| ROWS |
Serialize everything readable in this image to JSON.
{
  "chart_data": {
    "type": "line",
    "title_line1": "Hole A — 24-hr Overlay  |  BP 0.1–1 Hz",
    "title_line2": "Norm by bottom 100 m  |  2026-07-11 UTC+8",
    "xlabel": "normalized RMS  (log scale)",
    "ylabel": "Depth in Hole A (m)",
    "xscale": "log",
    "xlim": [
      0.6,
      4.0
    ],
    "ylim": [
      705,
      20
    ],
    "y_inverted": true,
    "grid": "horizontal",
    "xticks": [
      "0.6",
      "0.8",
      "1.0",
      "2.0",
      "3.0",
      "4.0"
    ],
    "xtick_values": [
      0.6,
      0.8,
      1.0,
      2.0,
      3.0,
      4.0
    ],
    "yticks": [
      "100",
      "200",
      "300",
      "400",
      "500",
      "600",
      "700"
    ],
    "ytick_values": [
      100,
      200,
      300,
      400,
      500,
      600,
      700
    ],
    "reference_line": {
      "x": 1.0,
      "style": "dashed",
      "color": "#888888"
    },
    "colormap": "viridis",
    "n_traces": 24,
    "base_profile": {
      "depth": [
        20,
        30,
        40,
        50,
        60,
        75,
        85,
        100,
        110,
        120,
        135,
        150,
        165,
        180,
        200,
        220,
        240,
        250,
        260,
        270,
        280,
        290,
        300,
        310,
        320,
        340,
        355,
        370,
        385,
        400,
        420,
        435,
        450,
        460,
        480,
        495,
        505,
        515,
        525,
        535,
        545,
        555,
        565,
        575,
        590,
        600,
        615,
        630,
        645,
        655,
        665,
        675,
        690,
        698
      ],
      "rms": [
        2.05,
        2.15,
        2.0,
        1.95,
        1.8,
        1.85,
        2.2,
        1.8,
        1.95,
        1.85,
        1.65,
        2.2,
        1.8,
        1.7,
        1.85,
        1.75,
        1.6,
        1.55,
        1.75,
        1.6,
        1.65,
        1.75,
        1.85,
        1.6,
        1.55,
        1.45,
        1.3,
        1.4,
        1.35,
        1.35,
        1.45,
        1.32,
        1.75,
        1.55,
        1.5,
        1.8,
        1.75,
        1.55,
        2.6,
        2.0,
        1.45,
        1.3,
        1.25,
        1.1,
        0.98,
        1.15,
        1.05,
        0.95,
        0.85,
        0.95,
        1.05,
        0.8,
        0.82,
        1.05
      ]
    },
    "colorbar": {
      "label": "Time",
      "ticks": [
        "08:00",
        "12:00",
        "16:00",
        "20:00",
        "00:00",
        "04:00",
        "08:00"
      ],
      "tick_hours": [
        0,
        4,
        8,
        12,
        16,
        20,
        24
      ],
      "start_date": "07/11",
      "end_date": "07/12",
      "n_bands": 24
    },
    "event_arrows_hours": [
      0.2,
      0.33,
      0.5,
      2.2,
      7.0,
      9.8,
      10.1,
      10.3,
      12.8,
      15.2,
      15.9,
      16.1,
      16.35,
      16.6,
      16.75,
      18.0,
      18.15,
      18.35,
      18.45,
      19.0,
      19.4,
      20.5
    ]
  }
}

| TASK OBJECTIVE |
Provide an exact reproduction of all the entries shown above.

| RESPONSE TO THE TASK |
Serialize everything readable in this image to JSON.
{
  "chart_data": {
    "type": "line",
    "title_line1": "Hole A — 24-hr Overlay  |  BP 0.1–1 Hz",
    "title_line2": "Norm by bottom 100 m  |  2026-07-11 UTC+8",
    "xlabel": "normalized RMS  (log scale)",
    "ylabel": "Depth in Hole A (m)",
    "xscale": "log",
    "xlim": [
      0.6,
      4.0
    ],
    "ylim": [
      705,
      20
    ],
    "y_inverted": true,
    "grid": "horizontal",
    "xticks": [
      "0.6",
      "0.8",
      "1.0",
      "2.0",
      "3.0",
      "4.0"
    ],
    "xtick_values": [
      0.6,
      0.8,
      1.0,
      2.0,
      3.0,
      4.0
    ],
    "yticks": [
      "100",
      "200",
      "300",
      "400",
      "500",
      "600",
      "700"
    ],
    "ytick_values": [
      100,
      200,
      300,
      400,
      500,
      600,
      700
    ],
    "reference_line": {
      "x": 1.0,
      "style": "dashed",
      "color": "#888888"
    },
    "colormap": "viridis",
    "n_traces": 24,
    "base_profile": {
      "depth": [
        20,
        30,
        40,
        50,
        60,
        75,
        85,
        100,
        110,
        120,
        135,
        150,
        165,
        180,
        200,
        220,
        240,
        250,
        260,
        270,
        280,
        290,
        300,
        310,
        320,
        340,
        355,
        370,
        385,
        400,
        420,
        435,
        450,
        460,
        480,
        495,
        505,
        515,
        525,
        535,
        545,
        555,
        565,
        575,
        590,
        600,
        615,
        630,
        645,
        655,
        665,
        675,
        690,
        698
      ],
      "rms": [
        2.05,
        2.15,
        2.0,
        1.95,
        1.8,
        1.85,
        2.2,
        1.8,
        1.95,
        1.85,
        1.65,
        2.2,
        1.8,
        1.7,
        1.85,
        1.75,
        1.6,
        1.55,
        1.75,
        1.6,
        1.65,
        1.75,
        1.85,
        1.6,
        1.55,
        1.45,
        1.3,
        1.4,
        1.35,
        1.35,
        1.45,
        1.32,
        1.75,
        1.55,
        1.5,
        1.8,
        1.75,
        1.55,
        2.6,
        2.0,
        1.45,
        1.3,
        1.25,
        1.1,
        0.98,
        1.15,
        1.05,
        0.95,
        0.85,
        0.95,
        1.05,
        0.8,
        0.82,
        1.05
      ]
    },
    "colorbar": {
      "label": "Time",
      "ticks": [
        "08:00",
        "12:00",
        "16:00",
        "20:00",
        "00:00",
        "04:00",
        "08:00"
      ],
      "tick_hours": [
        0,
        4,
        8,
        12,
        16,
        20,
        24
      ],
      "start_date": "07/11",
      "end_date": "07/12",
      "n_bands": 24
    },
    "event_arrows_hours": [
      0.2,
      0.33,
      0.5,
      2.2,
      7.0,
      9.8,
      10.1,
      10.3,
      12.8,
      15.2,
      15.9,
      16.1,
      16.35,
      16.6,
      16.75,
      18.0,
      18.15,
      18.35,
      18.45,
      19.0,
      19.4,
      20.5
    ]
  }
}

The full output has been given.